DIRECTION
Output the full listing below exactly, without the pictures.

(Structured figure records)
▶

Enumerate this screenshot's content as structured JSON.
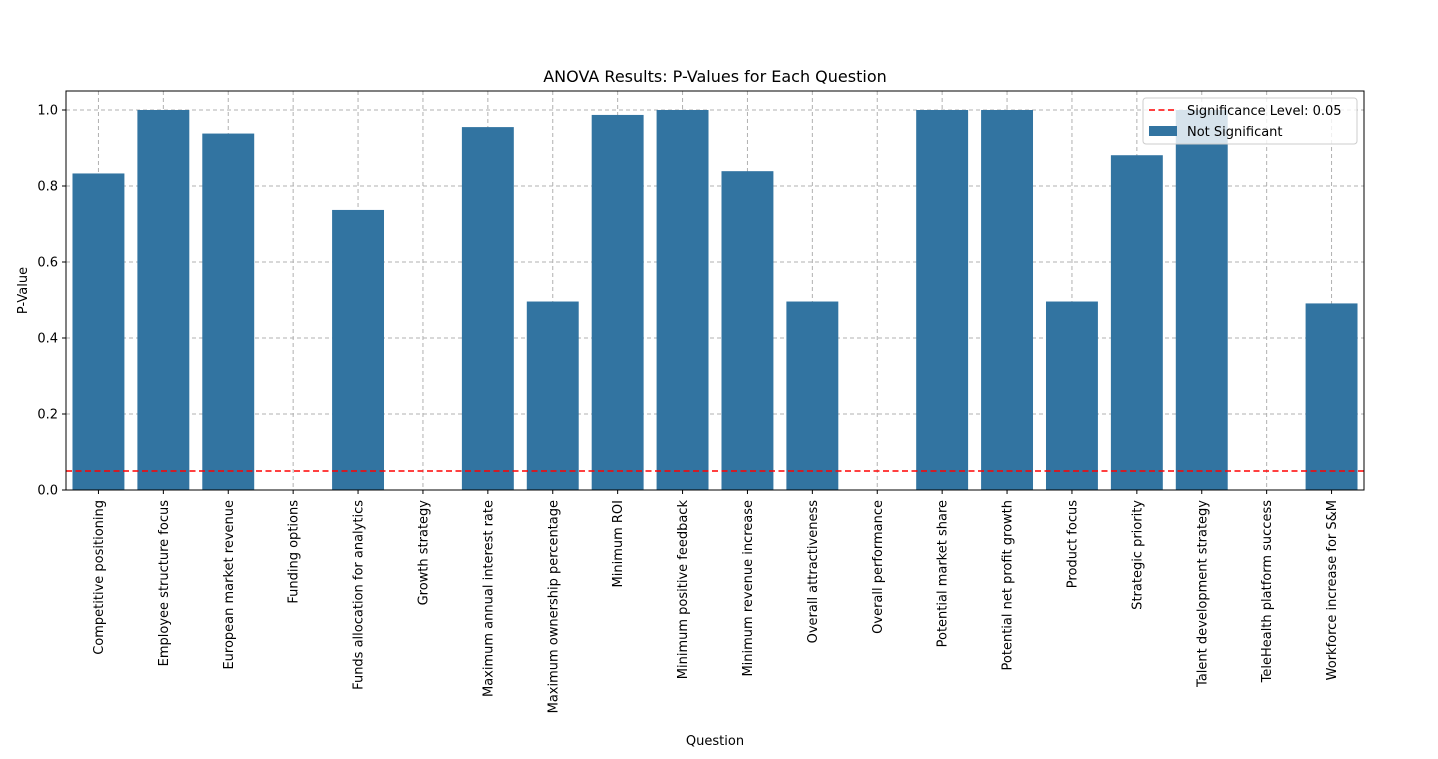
{
  "chart_data": {
    "type": "bar",
    "title": "ANOVA Results: P-Values for Each Question",
    "xlabel": "Question",
    "ylabel": "P-Value",
    "ylim": [
      0,
      1.05
    ],
    "yticks": [
      "0.0",
      "0.2",
      "0.4",
      "0.6",
      "0.8",
      "1.0"
    ],
    "grid": true,
    "legend_position": "top-right",
    "categories": [
      "Competitive positioning",
      "Employee structure focus",
      "European market revenue",
      "Funding options",
      "Funds allocation for analytics",
      "Growth strategy",
      "Maximum annual interest rate",
      "Maximum ownership percentage",
      "Minimum ROI",
      "Minimum positive feedback",
      "Minimum revenue increase",
      "Overall attractiveness",
      "Overall performance",
      "Potential market share",
      "Potential net profit growth",
      "Product focus",
      "Strategic priority",
      "Talent development strategy",
      "TeleHealth platform success",
      "Workforce increase for S&M"
    ],
    "series": [
      {
        "name": "Not Significant",
        "color": "#3274a1",
        "values": [
          0.833,
          1.0,
          0.938,
          null,
          0.737,
          null,
          0.955,
          0.496,
          0.987,
          1.0,
          0.839,
          0.496,
          null,
          1.0,
          1.0,
          0.496,
          0.881,
          1.0,
          null,
          0.491
        ]
      }
    ],
    "reference_line": {
      "name": "Significance Level: 0.05",
      "value": 0.05,
      "color": "#ff0000",
      "style": "dashed"
    }
  }
}
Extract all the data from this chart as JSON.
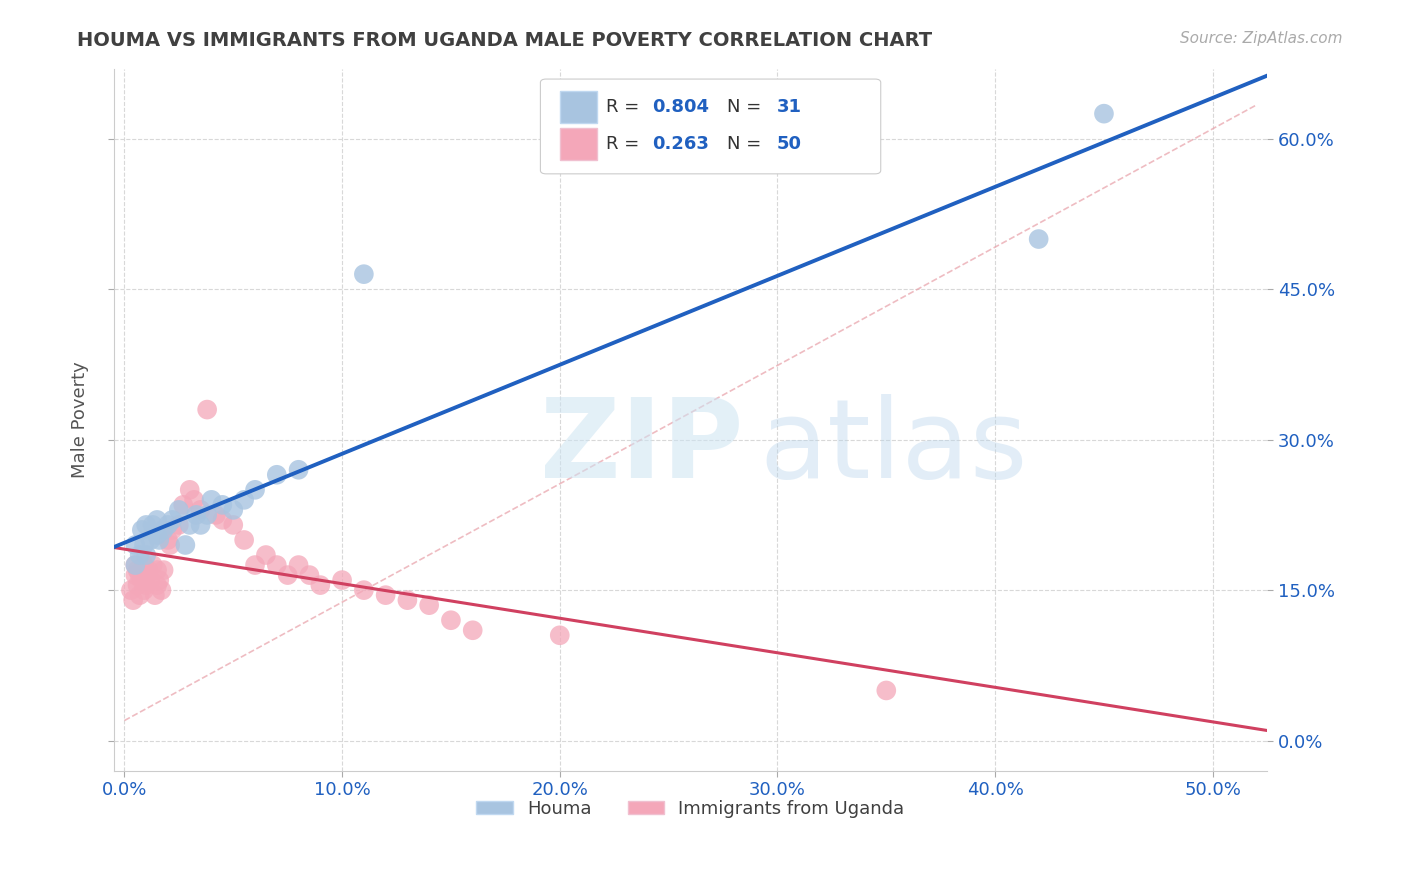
{
  "title": "HOUMA VS IMMIGRANTS FROM UGANDA MALE POVERTY CORRELATION CHART",
  "source": "Source: ZipAtlas.com",
  "xlabel_vals": [
    0.0,
    0.1,
    0.2,
    0.3,
    0.4,
    0.5
  ],
  "ylabel": "Male Poverty",
  "ylabel_vals": [
    0.0,
    0.15,
    0.3,
    0.45,
    0.6
  ],
  "xlim": [
    -0.005,
    0.525
  ],
  "ylim": [
    -0.03,
    0.67
  ],
  "legend1_r": "0.804",
  "legend1_n": "31",
  "legend2_r": "0.263",
  "legend2_n": "50",
  "houma_color": "#a8c4e0",
  "uganda_color": "#f4a7b9",
  "houma_line_color": "#2060c0",
  "uganda_line_color": "#d04060",
  "grid_color": "#d8d8d8",
  "background_color": "#ffffff",
  "title_color": "#404040",
  "tick_color": "#2060c0",
  "houma_scatter_x": [
    0.005,
    0.005,
    0.007,
    0.008,
    0.009,
    0.01,
    0.01,
    0.012,
    0.013,
    0.015,
    0.015,
    0.016,
    0.018,
    0.02,
    0.022,
    0.025,
    0.028,
    0.03,
    0.033,
    0.035,
    0.038,
    0.04,
    0.045,
    0.05,
    0.055,
    0.06,
    0.07,
    0.08,
    0.11,
    0.42,
    0.45
  ],
  "houma_scatter_y": [
    0.195,
    0.175,
    0.185,
    0.21,
    0.195,
    0.215,
    0.185,
    0.2,
    0.215,
    0.205,
    0.22,
    0.2,
    0.21,
    0.215,
    0.22,
    0.23,
    0.195,
    0.215,
    0.225,
    0.215,
    0.225,
    0.24,
    0.235,
    0.23,
    0.24,
    0.25,
    0.265,
    0.27,
    0.465,
    0.5,
    0.625
  ],
  "uganda_scatter_x": [
    0.003,
    0.004,
    0.005,
    0.005,
    0.006,
    0.006,
    0.007,
    0.007,
    0.008,
    0.009,
    0.009,
    0.01,
    0.011,
    0.012,
    0.013,
    0.014,
    0.015,
    0.015,
    0.016,
    0.017,
    0.018,
    0.02,
    0.021,
    0.022,
    0.025,
    0.027,
    0.03,
    0.032,
    0.035,
    0.038,
    0.042,
    0.045,
    0.05,
    0.055,
    0.06,
    0.065,
    0.07,
    0.075,
    0.08,
    0.085,
    0.09,
    0.1,
    0.11,
    0.12,
    0.13,
    0.14,
    0.15,
    0.16,
    0.2,
    0.35
  ],
  "uganda_scatter_y": [
    0.15,
    0.14,
    0.165,
    0.175,
    0.155,
    0.17,
    0.145,
    0.165,
    0.16,
    0.15,
    0.175,
    0.155,
    0.17,
    0.16,
    0.175,
    0.145,
    0.155,
    0.17,
    0.16,
    0.15,
    0.17,
    0.2,
    0.195,
    0.21,
    0.215,
    0.235,
    0.25,
    0.24,
    0.23,
    0.33,
    0.225,
    0.22,
    0.215,
    0.2,
    0.175,
    0.185,
    0.175,
    0.165,
    0.175,
    0.165,
    0.155,
    0.16,
    0.15,
    0.145,
    0.14,
    0.135,
    0.12,
    0.11,
    0.105,
    0.05
  ],
  "legend_bottom_labels": [
    "Houma",
    "Immigrants from Uganda"
  ]
}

◀

ANSWER TO THE EXERCISE
Enumerate this screenshot's content as structured JSON.
{
  "chart_data": {
    "type": "bar",
    "title": "ANOVA Results: P-Values for Each Question",
    "xlabel": "Question",
    "ylabel": "P-Value",
    "ylim": [
      0,
      1.05
    ],
    "yticks": [
      "0.0",
      "0.2",
      "0.4",
      "0.6",
      "0.8",
      "1.0"
    ],
    "grid": true,
    "legend_position": "top-right",
    "categories": [
      "Competitive positioning",
      "Employee structure focus",
      "European market revenue",
      "Funding options",
      "Funds allocation for analytics",
      "Growth strategy",
      "Maximum annual interest rate",
      "Maximum ownership percentage",
      "Minimum ROI",
      "Minimum positive feedback",
      "Minimum revenue increase",
      "Overall attractiveness",
      "Overall performance",
      "Potential market share",
      "Potential net profit growth",
      "Product focus",
      "Strategic priority",
      "Talent development strategy",
      "TeleHealth platform success",
      "Workforce increase for S&M"
    ],
    "series": [
      {
        "name": "Not Significant",
        "color": "#3274a1",
        "values": [
          0.833,
          1.0,
          0.938,
          null,
          0.737,
          null,
          0.955,
          0.496,
          0.987,
          1.0,
          0.839,
          0.496,
          null,
          1.0,
          1.0,
          0.496,
          0.881,
          1.0,
          null,
          0.491
        ]
      }
    ],
    "reference_line": {
      "name": "Significance Level: 0.05",
      "value": 0.05,
      "color": "#ff0000",
      "style": "dashed"
    }
  }
}
Extract all the data from this chart as JSON.
{
  "title": "HOUMA VS IMMIGRANTS FROM UGANDA MALE POVERTY CORRELATION CHART",
  "source": "Source: ZipAtlas.com",
  "xlabel_vals": [
    0.0,
    0.1,
    0.2,
    0.3,
    0.4,
    0.5
  ],
  "ylabel": "Male Poverty",
  "ylabel_vals": [
    0.0,
    0.15,
    0.3,
    0.45,
    0.6
  ],
  "xlim": [
    -0.005,
    0.525
  ],
  "ylim": [
    -0.03,
    0.67
  ],
  "legend1_r": "0.804",
  "legend1_n": "31",
  "legend2_r": "0.263",
  "legend2_n": "50",
  "houma_color": "#a8c4e0",
  "uganda_color": "#f4a7b9",
  "houma_line_color": "#2060c0",
  "uganda_line_color": "#d04060",
  "grid_color": "#d8d8d8",
  "background_color": "#ffffff",
  "title_color": "#404040",
  "tick_color": "#2060c0",
  "houma_scatter_x": [
    0.005,
    0.005,
    0.007,
    0.008,
    0.009,
    0.01,
    0.01,
    0.012,
    0.013,
    0.015,
    0.015,
    0.016,
    0.018,
    0.02,
    0.022,
    0.025,
    0.028,
    0.03,
    0.033,
    0.035,
    0.038,
    0.04,
    0.045,
    0.05,
    0.055,
    0.06,
    0.07,
    0.08,
    0.11,
    0.42,
    0.45
  ],
  "houma_scatter_y": [
    0.195,
    0.175,
    0.185,
    0.21,
    0.195,
    0.215,
    0.185,
    0.2,
    0.215,
    0.205,
    0.22,
    0.2,
    0.21,
    0.215,
    0.22,
    0.23,
    0.195,
    0.215,
    0.225,
    0.215,
    0.225,
    0.24,
    0.235,
    0.23,
    0.24,
    0.25,
    0.265,
    0.27,
    0.465,
    0.5,
    0.625
  ],
  "uganda_scatter_x": [
    0.003,
    0.004,
    0.005,
    0.005,
    0.006,
    0.006,
    0.007,
    0.007,
    0.008,
    0.009,
    0.009,
    0.01,
    0.011,
    0.012,
    0.013,
    0.014,
    0.015,
    0.015,
    0.016,
    0.017,
    0.018,
    0.02,
    0.021,
    0.022,
    0.025,
    0.027,
    0.03,
    0.032,
    0.035,
    0.038,
    0.042,
    0.045,
    0.05,
    0.055,
    0.06,
    0.065,
    0.07,
    0.075,
    0.08,
    0.085,
    0.09,
    0.1,
    0.11,
    0.12,
    0.13,
    0.14,
    0.15,
    0.16,
    0.2,
    0.35
  ],
  "uganda_scatter_y": [
    0.15,
    0.14,
    0.165,
    0.175,
    0.155,
    0.17,
    0.145,
    0.165,
    0.16,
    0.15,
    0.175,
    0.155,
    0.17,
    0.16,
    0.175,
    0.145,
    0.155,
    0.17,
    0.16,
    0.15,
    0.17,
    0.2,
    0.195,
    0.21,
    0.215,
    0.235,
    0.25,
    0.24,
    0.23,
    0.33,
    0.225,
    0.22,
    0.215,
    0.2,
    0.175,
    0.185,
    0.175,
    0.165,
    0.175,
    0.165,
    0.155,
    0.16,
    0.15,
    0.145,
    0.14,
    0.135,
    0.12,
    0.11,
    0.105,
    0.05
  ],
  "legend_bottom_labels": [
    "Houma",
    "Immigrants from Uganda"
  ]
}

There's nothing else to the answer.